(Stored data)
============================================================

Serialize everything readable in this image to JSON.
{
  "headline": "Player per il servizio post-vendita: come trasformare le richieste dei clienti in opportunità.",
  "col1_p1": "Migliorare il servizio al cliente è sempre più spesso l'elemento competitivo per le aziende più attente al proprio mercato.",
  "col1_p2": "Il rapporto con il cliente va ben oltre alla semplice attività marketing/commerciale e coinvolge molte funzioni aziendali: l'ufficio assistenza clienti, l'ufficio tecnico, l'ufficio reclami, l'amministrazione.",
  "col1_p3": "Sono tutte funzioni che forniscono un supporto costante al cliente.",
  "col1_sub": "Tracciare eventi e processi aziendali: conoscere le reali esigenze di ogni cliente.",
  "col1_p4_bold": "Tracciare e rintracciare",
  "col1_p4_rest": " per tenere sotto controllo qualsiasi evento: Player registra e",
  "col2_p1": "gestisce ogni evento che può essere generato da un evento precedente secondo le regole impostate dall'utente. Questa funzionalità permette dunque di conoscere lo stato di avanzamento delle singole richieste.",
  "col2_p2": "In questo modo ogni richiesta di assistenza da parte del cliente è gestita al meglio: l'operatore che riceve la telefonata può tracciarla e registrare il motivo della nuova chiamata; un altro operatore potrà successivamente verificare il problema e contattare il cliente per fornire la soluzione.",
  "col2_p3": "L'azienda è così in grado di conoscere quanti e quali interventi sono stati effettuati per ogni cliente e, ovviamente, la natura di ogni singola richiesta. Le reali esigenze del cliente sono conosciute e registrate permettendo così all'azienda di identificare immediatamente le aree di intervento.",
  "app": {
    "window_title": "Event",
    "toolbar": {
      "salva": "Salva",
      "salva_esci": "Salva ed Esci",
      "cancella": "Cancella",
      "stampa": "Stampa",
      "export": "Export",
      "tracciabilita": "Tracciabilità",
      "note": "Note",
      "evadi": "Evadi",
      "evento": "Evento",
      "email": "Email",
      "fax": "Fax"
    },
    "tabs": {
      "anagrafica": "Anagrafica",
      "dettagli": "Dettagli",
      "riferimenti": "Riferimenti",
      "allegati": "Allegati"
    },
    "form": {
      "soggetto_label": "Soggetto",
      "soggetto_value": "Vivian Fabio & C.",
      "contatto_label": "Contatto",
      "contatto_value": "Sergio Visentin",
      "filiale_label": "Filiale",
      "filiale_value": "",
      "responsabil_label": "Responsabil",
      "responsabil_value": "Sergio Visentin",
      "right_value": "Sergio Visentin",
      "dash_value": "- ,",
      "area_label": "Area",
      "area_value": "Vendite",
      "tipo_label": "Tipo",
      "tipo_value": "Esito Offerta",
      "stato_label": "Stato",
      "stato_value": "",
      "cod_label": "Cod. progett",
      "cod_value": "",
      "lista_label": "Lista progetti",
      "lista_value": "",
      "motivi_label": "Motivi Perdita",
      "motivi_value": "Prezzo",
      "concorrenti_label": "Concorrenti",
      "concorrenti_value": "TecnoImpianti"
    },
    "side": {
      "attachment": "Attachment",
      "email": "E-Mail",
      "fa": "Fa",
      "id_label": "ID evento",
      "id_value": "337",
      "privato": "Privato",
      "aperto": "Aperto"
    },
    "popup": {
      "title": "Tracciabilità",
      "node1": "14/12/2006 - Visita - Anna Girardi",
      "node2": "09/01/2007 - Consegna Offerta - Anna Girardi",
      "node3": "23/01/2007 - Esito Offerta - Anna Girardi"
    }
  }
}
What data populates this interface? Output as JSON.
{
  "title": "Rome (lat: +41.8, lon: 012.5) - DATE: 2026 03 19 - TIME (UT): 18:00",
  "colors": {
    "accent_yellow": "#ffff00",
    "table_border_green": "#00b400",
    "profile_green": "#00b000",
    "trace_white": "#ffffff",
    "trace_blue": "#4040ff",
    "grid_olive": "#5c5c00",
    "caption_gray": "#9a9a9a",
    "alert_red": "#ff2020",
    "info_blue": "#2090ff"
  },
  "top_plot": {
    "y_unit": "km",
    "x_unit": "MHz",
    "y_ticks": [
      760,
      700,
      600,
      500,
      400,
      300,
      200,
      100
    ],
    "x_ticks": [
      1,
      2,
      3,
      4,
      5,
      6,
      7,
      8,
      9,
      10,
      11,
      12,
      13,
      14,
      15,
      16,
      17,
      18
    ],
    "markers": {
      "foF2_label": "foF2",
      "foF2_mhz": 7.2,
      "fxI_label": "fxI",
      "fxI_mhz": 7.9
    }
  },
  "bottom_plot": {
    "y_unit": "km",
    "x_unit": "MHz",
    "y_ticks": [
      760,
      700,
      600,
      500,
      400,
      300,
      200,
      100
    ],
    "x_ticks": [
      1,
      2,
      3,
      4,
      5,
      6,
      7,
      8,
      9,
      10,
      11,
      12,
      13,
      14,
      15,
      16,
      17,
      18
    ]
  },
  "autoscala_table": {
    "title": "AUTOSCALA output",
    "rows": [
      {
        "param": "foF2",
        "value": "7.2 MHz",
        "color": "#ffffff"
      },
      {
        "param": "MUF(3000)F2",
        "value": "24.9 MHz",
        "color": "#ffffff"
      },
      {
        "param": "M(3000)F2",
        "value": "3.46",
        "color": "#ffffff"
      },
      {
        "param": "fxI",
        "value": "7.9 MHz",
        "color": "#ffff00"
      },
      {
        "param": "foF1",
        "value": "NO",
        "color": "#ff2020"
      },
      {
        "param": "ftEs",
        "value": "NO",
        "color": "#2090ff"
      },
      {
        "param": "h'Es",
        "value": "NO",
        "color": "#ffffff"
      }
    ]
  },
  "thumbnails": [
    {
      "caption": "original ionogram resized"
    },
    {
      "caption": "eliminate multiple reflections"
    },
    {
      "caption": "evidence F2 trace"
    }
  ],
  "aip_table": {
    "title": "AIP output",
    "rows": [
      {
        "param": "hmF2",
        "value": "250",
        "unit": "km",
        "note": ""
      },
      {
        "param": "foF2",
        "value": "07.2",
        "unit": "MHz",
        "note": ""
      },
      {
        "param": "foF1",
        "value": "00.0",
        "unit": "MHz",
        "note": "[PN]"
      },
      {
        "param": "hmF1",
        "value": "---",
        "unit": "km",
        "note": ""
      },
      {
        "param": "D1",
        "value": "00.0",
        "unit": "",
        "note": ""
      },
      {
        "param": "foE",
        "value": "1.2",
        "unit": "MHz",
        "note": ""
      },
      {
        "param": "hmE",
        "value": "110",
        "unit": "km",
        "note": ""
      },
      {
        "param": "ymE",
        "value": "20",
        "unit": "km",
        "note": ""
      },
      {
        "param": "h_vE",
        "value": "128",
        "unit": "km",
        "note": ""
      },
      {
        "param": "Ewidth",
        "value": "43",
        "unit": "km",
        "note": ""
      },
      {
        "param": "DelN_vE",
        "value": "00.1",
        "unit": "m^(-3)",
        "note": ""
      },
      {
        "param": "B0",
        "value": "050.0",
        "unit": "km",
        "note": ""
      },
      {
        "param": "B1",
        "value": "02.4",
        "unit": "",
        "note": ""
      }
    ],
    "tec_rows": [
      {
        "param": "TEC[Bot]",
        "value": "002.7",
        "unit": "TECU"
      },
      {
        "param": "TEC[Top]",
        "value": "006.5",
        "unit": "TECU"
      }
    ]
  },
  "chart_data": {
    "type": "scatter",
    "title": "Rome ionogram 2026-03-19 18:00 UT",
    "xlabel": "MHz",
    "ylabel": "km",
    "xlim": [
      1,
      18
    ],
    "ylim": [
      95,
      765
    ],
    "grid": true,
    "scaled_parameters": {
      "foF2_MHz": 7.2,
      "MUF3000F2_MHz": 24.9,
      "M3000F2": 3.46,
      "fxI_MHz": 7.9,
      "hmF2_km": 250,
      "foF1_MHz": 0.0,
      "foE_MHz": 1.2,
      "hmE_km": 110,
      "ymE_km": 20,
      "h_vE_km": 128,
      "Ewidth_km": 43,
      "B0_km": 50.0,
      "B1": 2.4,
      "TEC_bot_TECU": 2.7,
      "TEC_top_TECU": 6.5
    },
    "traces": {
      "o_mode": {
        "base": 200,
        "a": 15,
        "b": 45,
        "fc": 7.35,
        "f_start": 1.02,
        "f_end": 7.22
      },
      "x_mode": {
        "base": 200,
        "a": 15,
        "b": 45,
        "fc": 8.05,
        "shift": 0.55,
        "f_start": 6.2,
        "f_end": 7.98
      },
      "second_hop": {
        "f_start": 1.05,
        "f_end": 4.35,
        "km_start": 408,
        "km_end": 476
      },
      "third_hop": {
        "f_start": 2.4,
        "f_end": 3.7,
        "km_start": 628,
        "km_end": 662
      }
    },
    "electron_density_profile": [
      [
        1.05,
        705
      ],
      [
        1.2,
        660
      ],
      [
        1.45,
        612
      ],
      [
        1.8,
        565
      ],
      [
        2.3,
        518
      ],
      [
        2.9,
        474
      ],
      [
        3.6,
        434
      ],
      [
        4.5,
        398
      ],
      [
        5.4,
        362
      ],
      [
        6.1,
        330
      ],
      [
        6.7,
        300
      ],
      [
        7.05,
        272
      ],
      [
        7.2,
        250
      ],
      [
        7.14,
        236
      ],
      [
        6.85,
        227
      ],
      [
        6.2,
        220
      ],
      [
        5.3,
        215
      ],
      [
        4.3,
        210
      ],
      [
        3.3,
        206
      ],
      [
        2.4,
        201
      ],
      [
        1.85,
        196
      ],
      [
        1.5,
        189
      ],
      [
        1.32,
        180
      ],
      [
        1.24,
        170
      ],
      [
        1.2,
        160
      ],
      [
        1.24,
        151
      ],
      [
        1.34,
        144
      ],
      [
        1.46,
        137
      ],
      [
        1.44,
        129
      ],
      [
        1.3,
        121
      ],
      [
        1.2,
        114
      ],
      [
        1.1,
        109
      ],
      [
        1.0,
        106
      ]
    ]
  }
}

============================================================

_Required task:_ Copy each line that holds the word "richieste".

_Response for this exercise:_
  "headline": "Player per il servizio post-vendita: come trasformare le richieste dei clienti in opportunità.",
  "col2_p1": "gestisce ogni evento che può essere generato da un evento precedente secondo le regole impostate dall'utente. Questa funzionalità permette dunque di conoscere lo stato di avanzamento delle singole richieste.",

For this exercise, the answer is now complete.